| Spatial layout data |
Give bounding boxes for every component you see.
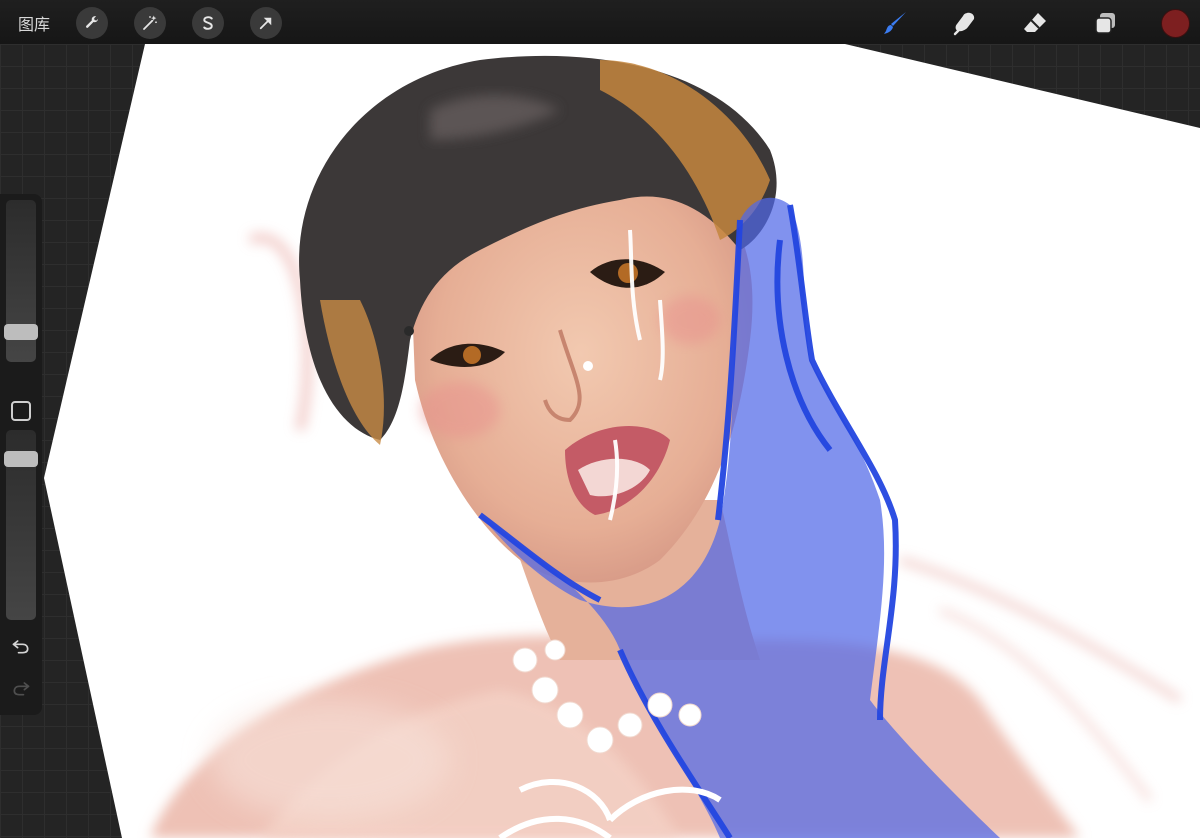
eraser-icon — [1024, 13, 1046, 32]
brush-icon — [884, 12, 906, 34]
undo-icon — [12, 640, 29, 654]
redo-icon — [13, 682, 30, 696]
redo-button[interactable] — [9, 676, 33, 700]
smudge-tool-button[interactable] — [950, 8, 980, 38]
top-toolbar: 图库 — [0, 0, 1200, 44]
smudge-finger-icon — [953, 12, 975, 36]
arrow-cursor-icon — [259, 17, 272, 30]
brush-size-slider-thumb[interactable] — [4, 324, 38, 340]
selection-s-icon — [203, 16, 213, 30]
brush-tool-button[interactable] — [880, 8, 910, 38]
eraser-tool-button[interactable] — [1020, 8, 1050, 38]
left-sidebar — [0, 194, 42, 715]
transform-button[interactable] — [250, 7, 282, 39]
opacity-slider[interactable] — [4, 430, 38, 620]
layers-icon — [1095, 13, 1115, 34]
undo-button[interactable] — [9, 634, 33, 658]
gallery-link[interactable]: 图库 — [18, 11, 50, 35]
adjustments-button[interactable] — [134, 7, 166, 39]
actions-button[interactable] — [76, 7, 108, 39]
opacity-slider-thumb[interactable] — [4, 451, 38, 467]
selection-button[interactable] — [192, 7, 224, 39]
color-picker-swatch[interactable] — [1161, 9, 1190, 38]
modify-button[interactable] — [11, 401, 31, 421]
brush-size-slider[interactable] — [4, 200, 38, 362]
canvas-artwork[interactable] — [0, 0, 1200, 838]
wrench-icon — [86, 16, 99, 28]
layers-button[interactable] — [1090, 8, 1120, 38]
magic-wand-icon — [143, 15, 157, 30]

| What is being asked |
Reproduce the entries with "slider" swapped for "range" wherever it occurs and everything else unchanged. Omit the pictures.

| Correct output |
Give bounding boxes for every component you see.
eraser-icon — [1024, 13, 1046, 32]
brush-icon — [884, 12, 906, 34]
undo-icon — [12, 640, 29, 654]
redo-icon — [13, 682, 30, 696]
redo-button[interactable] — [9, 676, 33, 700]
smudge-tool-button[interactable] — [950, 8, 980, 38]
top-toolbar: 图库 — [0, 0, 1200, 44]
smudge-finger-icon — [953, 12, 975, 36]
arrow-cursor-icon — [259, 17, 272, 30]
brush-size-range-thumb[interactable] — [4, 324, 38, 340]
selection-s-icon — [203, 16, 213, 30]
brush-tool-button[interactable] — [880, 8, 910, 38]
eraser-tool-button[interactable] — [1020, 8, 1050, 38]
left-sidebar — [0, 194, 42, 715]
transform-button[interactable] — [250, 7, 282, 39]
opacity-range[interactable] — [4, 430, 38, 620]
layers-icon — [1095, 13, 1115, 34]
undo-button[interactable] — [9, 634, 33, 658]
gallery-link[interactable]: 图库 — [18, 11, 50, 35]
adjustments-button[interactable] — [134, 7, 166, 39]
actions-button[interactable] — [76, 7, 108, 39]
opacity-range-thumb[interactable] — [4, 451, 38, 467]
selection-button[interactable] — [192, 7, 224, 39]
color-picker-swatch[interactable] — [1161, 9, 1190, 38]
modify-button[interactable] — [11, 401, 31, 421]
brush-size-range[interactable] — [4, 200, 38, 362]
canvas-artwork[interactable] — [0, 0, 1200, 838]
wrench-icon — [86, 16, 99, 28]
layers-button[interactable] — [1090, 8, 1120, 38]
magic-wand-icon — [143, 15, 157, 30]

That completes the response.